--- start of Data shown ---

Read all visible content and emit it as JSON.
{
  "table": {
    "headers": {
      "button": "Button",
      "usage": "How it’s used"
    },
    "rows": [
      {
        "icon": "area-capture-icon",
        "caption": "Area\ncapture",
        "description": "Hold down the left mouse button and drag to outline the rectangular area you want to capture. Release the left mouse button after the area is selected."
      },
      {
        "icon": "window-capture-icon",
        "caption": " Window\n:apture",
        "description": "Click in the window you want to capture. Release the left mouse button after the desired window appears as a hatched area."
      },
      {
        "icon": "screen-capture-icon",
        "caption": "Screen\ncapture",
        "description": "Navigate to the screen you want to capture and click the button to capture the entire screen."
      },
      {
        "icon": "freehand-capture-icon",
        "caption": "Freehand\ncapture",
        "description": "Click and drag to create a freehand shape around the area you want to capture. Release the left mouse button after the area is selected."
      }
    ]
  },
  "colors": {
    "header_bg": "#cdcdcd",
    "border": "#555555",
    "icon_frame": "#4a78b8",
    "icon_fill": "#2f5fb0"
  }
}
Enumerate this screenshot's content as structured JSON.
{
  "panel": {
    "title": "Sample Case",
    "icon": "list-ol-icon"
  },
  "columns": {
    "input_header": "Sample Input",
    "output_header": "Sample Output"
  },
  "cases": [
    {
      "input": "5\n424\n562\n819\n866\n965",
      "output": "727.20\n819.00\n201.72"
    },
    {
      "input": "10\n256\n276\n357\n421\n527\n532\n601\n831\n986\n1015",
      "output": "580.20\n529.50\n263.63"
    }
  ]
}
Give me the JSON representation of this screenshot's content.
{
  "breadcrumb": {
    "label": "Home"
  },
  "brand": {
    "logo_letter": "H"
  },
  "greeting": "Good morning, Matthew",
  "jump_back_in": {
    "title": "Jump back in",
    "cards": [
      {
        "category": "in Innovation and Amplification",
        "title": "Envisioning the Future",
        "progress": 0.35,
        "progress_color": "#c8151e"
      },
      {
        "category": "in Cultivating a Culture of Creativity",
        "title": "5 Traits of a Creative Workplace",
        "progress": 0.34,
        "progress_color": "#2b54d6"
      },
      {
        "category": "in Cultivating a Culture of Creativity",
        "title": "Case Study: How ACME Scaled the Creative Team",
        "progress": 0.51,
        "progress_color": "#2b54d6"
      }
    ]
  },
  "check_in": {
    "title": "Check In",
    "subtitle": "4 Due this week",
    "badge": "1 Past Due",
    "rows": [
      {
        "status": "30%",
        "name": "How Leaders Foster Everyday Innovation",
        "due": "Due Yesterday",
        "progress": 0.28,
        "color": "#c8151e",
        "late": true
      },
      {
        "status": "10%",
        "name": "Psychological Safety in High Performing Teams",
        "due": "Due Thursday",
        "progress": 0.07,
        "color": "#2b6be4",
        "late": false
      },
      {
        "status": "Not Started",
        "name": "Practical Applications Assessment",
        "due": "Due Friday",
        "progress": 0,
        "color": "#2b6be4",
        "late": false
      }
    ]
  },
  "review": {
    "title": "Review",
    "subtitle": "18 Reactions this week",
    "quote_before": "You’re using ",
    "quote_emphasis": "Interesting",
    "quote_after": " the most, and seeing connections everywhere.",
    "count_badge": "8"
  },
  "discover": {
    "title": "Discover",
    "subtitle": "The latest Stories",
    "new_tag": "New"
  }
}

--- end of Data shown ---

Output the listing above without altering a single character.

▸ **Solution to the problem**
Read all visible content and emit it as JSON.
{
  "table": {
    "headers": {
      "button": "Button",
      "usage": "How it’s used"
    },
    "rows": [
      {
        "icon": "area-capture-icon",
        "caption": "Area\ncapture",
        "description": "Hold down the left mouse button and drag to outline the rectangular area you want to capture. Release the left mouse button after the area is selected."
      },
      {
        "icon": "window-capture-icon",
        "caption": " Window\n:apture",
        "description": "Click in the window you want to capture. Release the left mouse button after the desired window appears as a hatched area."
      },
      {
        "icon": "screen-capture-icon",
        "caption": "Screen\ncapture",
        "description": "Navigate to the screen you want to capture and click the button to capture the entire screen."
      },
      {
        "icon": "freehand-capture-icon",
        "caption": "Freehand\ncapture",
        "description": "Click and drag to create a freehand shape around the area you want to capture. Release the left mouse button after the area is selected."
      }
    ]
  },
  "colors": {
    "header_bg": "#cdcdcd",
    "border": "#555555",
    "icon_frame": "#4a78b8",
    "icon_fill": "#2f5fb0"
  }
}
Enumerate this screenshot's content as structured JSON.
{
  "panel": {
    "title": "Sample Case",
    "icon": "list-ol-icon"
  },
  "columns": {
    "input_header": "Sample Input",
    "output_header": "Sample Output"
  },
  "cases": [
    {
      "input": "5\n424\n562\n819\n866\n965",
      "output": "727.20\n819.00\n201.72"
    },
    {
      "input": "10\n256\n276\n357\n421\n527\n532\n601\n831\n986\n1015",
      "output": "580.20\n529.50\n263.63"
    }
  ]
}
Give me the JSON representation of this screenshot's content.
{
  "breadcrumb": {
    "label": "Home"
  },
  "brand": {
    "logo_letter": "H"
  },
  "greeting": "Good morning, Matthew",
  "jump_back_in": {
    "title": "Jump back in",
    "cards": [
      {
        "category": "in Innovation and Amplification",
        "title": "Envisioning the Future",
        "progress": 0.35,
        "progress_color": "#c8151e"
      },
      {
        "category": "in Cultivating a Culture of Creativity",
        "title": "5 Traits of a Creative Workplace",
        "progress": 0.34,
        "progress_color": "#2b54d6"
      },
      {
        "category": "in Cultivating a Culture of Creativity",
        "title": "Case Study: How ACME Scaled the Creative Team",
        "progress": 0.51,
        "progress_color": "#2b54d6"
      }
    ]
  },
  "check_in": {
    "title": "Check In",
    "subtitle": "4 Due this week",
    "badge": "1 Past Due",
    "rows": [
      {
        "status": "30%",
        "name": "How Leaders Foster Everyday Innovation",
        "due": "Due Yesterday",
        "progress": 0.28,
        "color": "#c8151e",
        "late": true
      },
      {
        "status": "10%",
        "name": "Psychological Safety in High Performing Teams",
        "due": "Due Thursday",
        "progress": 0.07,
        "color": "#2b6be4",
        "late": false
      },
      {
        "status": "Not Started",
        "name": "Practical Applications Assessment",
        "due": "Due Friday",
        "progress": 0,
        "color": "#2b6be4",
        "late": false
      }
    ]
  },
  "review": {
    "title": "Review",
    "subtitle": "18 Reactions this week",
    "quote_before": "You’re using ",
    "quote_emphasis": "Interesting",
    "quote_after": " the most, and seeing connections everywhere.",
    "count_badge": "8"
  },
  "discover": {
    "title": "Discover",
    "subtitle": "The latest Stories",
    "new_tag": "New"
  }
}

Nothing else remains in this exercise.